EXERCISE GOAL => Word for word, transcribe the lines below and drop the pictures.

MATERIAL PROVIDED =>
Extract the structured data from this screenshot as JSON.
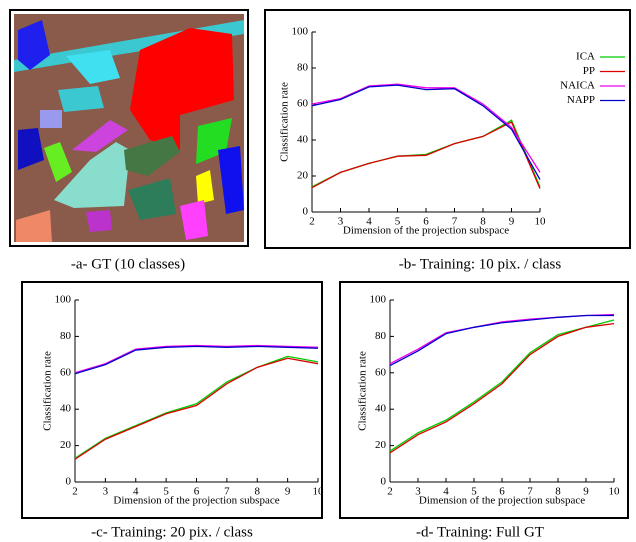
{
  "image_caption": "-a- GT (10 classes)",
  "chart_data": [
    {
      "type": "line",
      "caption": "-b- Training: 10 pix. / class",
      "xlabel": "Dimension of the projection subspace",
      "ylabel": "Classification rate",
      "x": [
        2,
        3,
        4,
        5,
        6,
        7,
        8,
        9,
        10
      ],
      "xlim": [
        2,
        10
      ],
      "ylim": [
        0,
        100
      ],
      "xticks": [
        2,
        3,
        4,
        5,
        6,
        7,
        8,
        9,
        10
      ],
      "yticks": [
        0,
        20,
        40,
        60,
        80,
        100
      ],
      "legend": "right",
      "series": [
        {
          "name": "ICA",
          "color": "#00cc00",
          "values": [
            14,
            22,
            27,
            31,
            32,
            38,
            42,
            51,
            14
          ]
        },
        {
          "name": "PP",
          "color": "#dd0000",
          "values": [
            13.5,
            22,
            27,
            31,
            31.5,
            38,
            42,
            50,
            13
          ]
        },
        {
          "name": "NAICA",
          "color": "#ee00ee",
          "values": [
            60,
            63,
            70,
            71,
            69,
            69,
            60,
            47,
            22
          ]
        },
        {
          "name": "NAPP",
          "color": "#0000cc",
          "values": [
            59,
            62.5,
            69.5,
            70.5,
            68,
            68.5,
            59,
            46,
            18
          ]
        }
      ]
    },
    {
      "type": "line",
      "caption": "-c- Training: 20 pix. / class",
      "xlabel": "Dimension of the projection subspace",
      "ylabel": "Classification rate",
      "x": [
        2,
        3,
        4,
        5,
        6,
        7,
        8,
        9,
        10
      ],
      "xlim": [
        2,
        10
      ],
      "ylim": [
        0,
        100
      ],
      "xticks": [
        2,
        3,
        4,
        5,
        6,
        7,
        8,
        9,
        10
      ],
      "yticks": [
        0,
        20,
        40,
        60,
        80,
        100
      ],
      "series": [
        {
          "color": "#00cc00",
          "values": [
            13,
            24,
            31,
            38,
            43,
            55,
            63,
            69,
            66
          ]
        },
        {
          "color": "#dd0000",
          "values": [
            12.5,
            23.5,
            30.5,
            37.5,
            42,
            54,
            63,
            68,
            65
          ]
        },
        {
          "color": "#ee00ee",
          "values": [
            60,
            65,
            73,
            74.5,
            75,
            74.5,
            75,
            74.5,
            74
          ]
        },
        {
          "color": "#0000cc",
          "values": [
            59.5,
            64.5,
            72.5,
            74,
            74.5,
            74,
            74.5,
            74,
            73.5
          ]
        }
      ]
    },
    {
      "type": "line",
      "caption": "-d- Training: Full GT",
      "xlabel": "Dimension of the projection subspace",
      "ylabel": "Classification rate",
      "x": [
        2,
        3,
        4,
        5,
        6,
        7,
        8,
        9,
        10
      ],
      "xlim": [
        2,
        10
      ],
      "ylim": [
        0,
        100
      ],
      "xticks": [
        2,
        3,
        4,
        5,
        6,
        7,
        8,
        9,
        10
      ],
      "yticks": [
        0,
        20,
        40,
        60,
        80,
        100
      ],
      "series": [
        {
          "color": "#00cc00",
          "values": [
            17,
            27,
            34,
            44,
            55,
            71,
            81,
            85,
            89
          ]
        },
        {
          "color": "#dd0000",
          "values": [
            16,
            26,
            33,
            43,
            54,
            70,
            80,
            85,
            87
          ]
        },
        {
          "color": "#ee00ee",
          "values": [
            65,
            73,
            82,
            85,
            88,
            89.5,
            90.5,
            91.5,
            92
          ]
        },
        {
          "color": "#0000cc",
          "values": [
            64,
            72,
            81.5,
            85,
            87.5,
            89,
            90.5,
            91.5,
            91.5
          ]
        }
      ]
    }
  ]
}
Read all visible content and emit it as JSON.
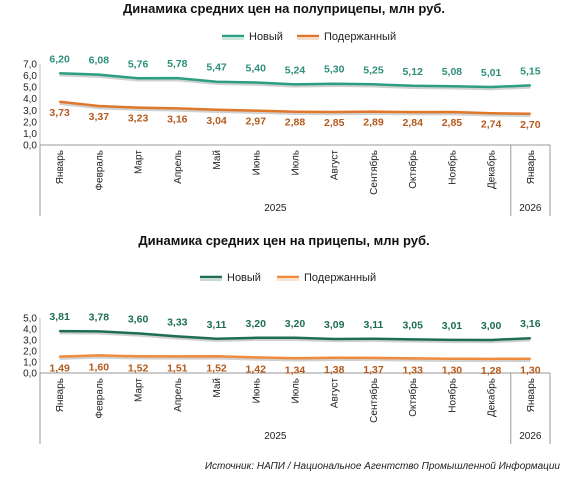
{
  "source_note": "Источник: НАПИ / Национальное Агентство Промышленной Информации",
  "chart_data": [
    {
      "type": "line",
      "title": "Динамика средних цен на полуприцепы, млн руб.",
      "legend_position": "top-center",
      "categories": [
        "Январь",
        "Февраль",
        "Март",
        "Апрель",
        "Май",
        "Июнь",
        "Июль",
        "Август",
        "Сентябрь",
        "Октябрь",
        "Ноябрь",
        "Декабрь",
        "Январь"
      ],
      "year_groups": [
        {
          "label": "2025",
          "count": 12
        },
        {
          "label": "2026",
          "count": 1
        }
      ],
      "ylim": [
        0,
        7
      ],
      "yticks": [
        "0,0",
        "1,0",
        "2,0",
        "3,0",
        "4,0",
        "5,0",
        "6,0",
        "7,0"
      ],
      "series": [
        {
          "name": "Новый",
          "color": "#2e9e82",
          "values": [
            6.2,
            6.08,
            5.76,
            5.78,
            5.47,
            5.4,
            5.24,
            5.3,
            5.25,
            5.12,
            5.08,
            5.01,
            5.15
          ],
          "labels": [
            "6,20",
            "6,08",
            "5,76",
            "5,78",
            "5,47",
            "5,40",
            "5,24",
            "5,30",
            "5,25",
            "5,12",
            "5,08",
            "5,01",
            "5,15"
          ],
          "label_color": "#2e8f7a"
        },
        {
          "name": "Подержанный",
          "color": "#e0782c",
          "values": [
            3.73,
            3.37,
            3.23,
            3.16,
            3.04,
            2.97,
            2.88,
            2.85,
            2.89,
            2.84,
            2.85,
            2.74,
            2.7
          ],
          "labels": [
            "3,73",
            "3,37",
            "3,23",
            "3,16",
            "3,04",
            "2,97",
            "2,88",
            "2,85",
            "2,89",
            "2,84",
            "2,85",
            "2,74",
            "2,70"
          ],
          "label_color": "#b55a1c"
        }
      ]
    },
    {
      "type": "line",
      "title": "Динамика средних цен на прицепы, млн руб.",
      "legend_position": "top-center",
      "categories": [
        "Январь",
        "Февраль",
        "Март",
        "Апрель",
        "Май",
        "Июнь",
        "Июль",
        "Август",
        "Сентябрь",
        "Октябрь",
        "Ноябрь",
        "Декабрь",
        "Январь"
      ],
      "year_groups": [
        {
          "label": "2025",
          "count": 12
        },
        {
          "label": "2026",
          "count": 1
        }
      ],
      "ylim": [
        0,
        5
      ],
      "yticks": [
        "0,0",
        "1,0",
        "2,0",
        "3,0",
        "4,0",
        "5,0"
      ],
      "series": [
        {
          "name": "Новый",
          "color": "#1f6e4f",
          "values": [
            3.81,
            3.78,
            3.6,
            3.33,
            3.11,
            3.2,
            3.2,
            3.09,
            3.11,
            3.05,
            3.01,
            3.0,
            3.16
          ],
          "labels": [
            "3,81",
            "3,78",
            "3,60",
            "3,33",
            "3,11",
            "3,20",
            "3,20",
            "3,09",
            "3,11",
            "3,05",
            "3,01",
            "3,00",
            "3,16"
          ],
          "label_color": "#1f6e4f"
        },
        {
          "name": "Подержанный",
          "color": "#f08a3c",
          "values": [
            1.49,
            1.6,
            1.52,
            1.51,
            1.52,
            1.42,
            1.34,
            1.38,
            1.37,
            1.33,
            1.3,
            1.28,
            1.3
          ],
          "labels": [
            "1,49",
            "1,60",
            "1,52",
            "1,51",
            "1,52",
            "1,42",
            "1,34",
            "1,38",
            "1,37",
            "1,33",
            "1,30",
            "1,28",
            "1,30"
          ],
          "label_color": "#b55a1c"
        }
      ]
    }
  ]
}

FULL RESPONSE =>
Extract the structured data from this screenshot as JSON.
{
  "image_caption": "-a- GT (10 classes)",
  "chart_data": [
    {
      "type": "line",
      "caption": "-b- Training: 10 pix. / class",
      "xlabel": "Dimension of the projection subspace",
      "ylabel": "Classification rate",
      "x": [
        2,
        3,
        4,
        5,
        6,
        7,
        8,
        9,
        10
      ],
      "xlim": [
        2,
        10
      ],
      "ylim": [
        0,
        100
      ],
      "xticks": [
        2,
        3,
        4,
        5,
        6,
        7,
        8,
        9,
        10
      ],
      "yticks": [
        0,
        20,
        40,
        60,
        80,
        100
      ],
      "legend": "right",
      "series": [
        {
          "name": "ICA",
          "color": "#00cc00",
          "values": [
            14,
            22,
            27,
            31,
            32,
            38,
            42,
            51,
            14
          ]
        },
        {
          "name": "PP",
          "color": "#dd0000",
          "values": [
            13.5,
            22,
            27,
            31,
            31.5,
            38,
            42,
            50,
            13
          ]
        },
        {
          "name": "NAICA",
          "color": "#ee00ee",
          "values": [
            60,
            63,
            70,
            71,
            69,
            69,
            60,
            47,
            22
          ]
        },
        {
          "name": "NAPP",
          "color": "#0000cc",
          "values": [
            59,
            62.5,
            69.5,
            70.5,
            68,
            68.5,
            59,
            46,
            18
          ]
        }
      ]
    },
    {
      "type": "line",
      "caption": "-c- Training: 20 pix. / class",
      "xlabel": "Dimension of the projection subspace",
      "ylabel": "Classification rate",
      "x": [
        2,
        3,
        4,
        5,
        6,
        7,
        8,
        9,
        10
      ],
      "xlim": [
        2,
        10
      ],
      "ylim": [
        0,
        100
      ],
      "xticks": [
        2,
        3,
        4,
        5,
        6,
        7,
        8,
        9,
        10
      ],
      "yticks": [
        0,
        20,
        40,
        60,
        80,
        100
      ],
      "series": [
        {
          "color": "#00cc00",
          "values": [
            13,
            24,
            31,
            38,
            43,
            55,
            63,
            69,
            66
          ]
        },
        {
          "color": "#dd0000",
          "values": [
            12.5,
            23.5,
            30.5,
            37.5,
            42,
            54,
            63,
            68,
            65
          ]
        },
        {
          "color": "#ee00ee",
          "values": [
            60,
            65,
            73,
            74.5,
            75,
            74.5,
            75,
            74.5,
            74
          ]
        },
        {
          "color": "#0000cc",
          "values": [
            59.5,
            64.5,
            72.5,
            74,
            74.5,
            74,
            74.5,
            74,
            73.5
          ]
        }
      ]
    },
    {
      "type": "line",
      "caption": "-d- Training: Full GT",
      "xlabel": "Dimension of the projection subspace",
      "ylabel": "Classification rate",
      "x": [
        2,
        3,
        4,
        5,
        6,
        7,
        8,
        9,
        10
      ],
      "xlim": [
        2,
        10
      ],
      "ylim": [
        0,
        100
      ],
      "xticks": [
        2,
        3,
        4,
        5,
        6,
        7,
        8,
        9,
        10
      ],
      "yticks": [
        0,
        20,
        40,
        60,
        80,
        100
      ],
      "series": [
        {
          "color": "#00cc00",
          "values": [
            17,
            27,
            34,
            44,
            55,
            71,
            81,
            85,
            89
          ]
        },
        {
          "color": "#dd0000",
          "values": [
            16,
            26,
            33,
            43,
            54,
            70,
            80,
            85,
            87
          ]
        },
        {
          "color": "#ee00ee",
          "values": [
            65,
            73,
            82,
            85,
            88,
            89.5,
            90.5,
            91.5,
            92
          ]
        },
        {
          "color": "#0000cc",
          "values": [
            64,
            72,
            81.5,
            85,
            87.5,
            89,
            90.5,
            91.5,
            91.5
          ]
        }
      ]
    }
  ]
}
Read all visible content and emit it as JSON.
{
  "source_note": "Источник: НАПИ / Национальное Агентство Промышленной Информации",
  "chart_data": [
    {
      "type": "line",
      "title": "Динамика средних цен на полуприцепы, млн руб.",
      "legend_position": "top-center",
      "categories": [
        "Январь",
        "Февраль",
        "Март",
        "Апрель",
        "Май",
        "Июнь",
        "Июль",
        "Август",
        "Сентябрь",
        "Октябрь",
        "Ноябрь",
        "Декабрь",
        "Январь"
      ],
      "year_groups": [
        {
          "label": "2025",
          "count": 12
        },
        {
          "label": "2026",
          "count": 1
        }
      ],
      "ylim": [
        0,
        7
      ],
      "yticks": [
        "0,0",
        "1,0",
        "2,0",
        "3,0",
        "4,0",
        "5,0",
        "6,0",
        "7,0"
      ],
      "series": [
        {
          "name": "Новый",
          "color": "#2e9e82",
          "values": [
            6.2,
            6.08,
            5.76,
            5.78,
            5.47,
            5.4,
            5.24,
            5.3,
            5.25,
            5.12,
            5.08,
            5.01,
            5.15
          ],
          "labels": [
            "6,20",
            "6,08",
            "5,76",
            "5,78",
            "5,47",
            "5,40",
            "5,24",
            "5,30",
            "5,25",
            "5,12",
            "5,08",
            "5,01",
            "5,15"
          ],
          "label_color": "#2e8f7a"
        },
        {
          "name": "Подержанный",
          "color": "#e0782c",
          "values": [
            3.73,
            3.37,
            3.23,
            3.16,
            3.04,
            2.97,
            2.88,
            2.85,
            2.89,
            2.84,
            2.85,
            2.74,
            2.7
          ],
          "labels": [
            "3,73",
            "3,37",
            "3,23",
            "3,16",
            "3,04",
            "2,97",
            "2,88",
            "2,85",
            "2,89",
            "2,84",
            "2,85",
            "2,74",
            "2,70"
          ],
          "label_color": "#b55a1c"
        }
      ]
    },
    {
      "type": "line",
      "title": "Динамика средних цен на прицепы, млн руб.",
      "legend_position": "top-center",
      "categories": [
        "Январь",
        "Февраль",
        "Март",
        "Апрель",
        "Май",
        "Июнь",
        "Июль",
        "Август",
        "Сентябрь",
        "Октябрь",
        "Ноябрь",
        "Декабрь",
        "Январь"
      ],
      "year_groups": [
        {
          "label": "2025",
          "count": 12
        },
        {
          "label": "2026",
          "count": 1
        }
      ],
      "ylim": [
        0,
        5
      ],
      "yticks": [
        "0,0",
        "1,0",
        "2,0",
        "3,0",
        "4,0",
        "5,0"
      ],
      "series": [
        {
          "name": "Новый",
          "color": "#1f6e4f",
          "values": [
            3.81,
            3.78,
            3.6,
            3.33,
            3.11,
            3.2,
            3.2,
            3.09,
            3.11,
            3.05,
            3.01,
            3.0,
            3.16
          ],
          "labels": [
            "3,81",
            "3,78",
            "3,60",
            "3,33",
            "3,11",
            "3,20",
            "3,20",
            "3,09",
            "3,11",
            "3,05",
            "3,01",
            "3,00",
            "3,16"
          ],
          "label_color": "#1f6e4f"
        },
        {
          "name": "Подержанный",
          "color": "#f08a3c",
          "values": [
            1.49,
            1.6,
            1.52,
            1.51,
            1.52,
            1.42,
            1.34,
            1.38,
            1.37,
            1.33,
            1.3,
            1.28,
            1.3
          ],
          "labels": [
            "1,49",
            "1,60",
            "1,52",
            "1,51",
            "1,52",
            "1,42",
            "1,34",
            "1,38",
            "1,37",
            "1,33",
            "1,30",
            "1,28",
            "1,30"
          ],
          "label_color": "#b55a1c"
        }
      ]
    }
  ]
}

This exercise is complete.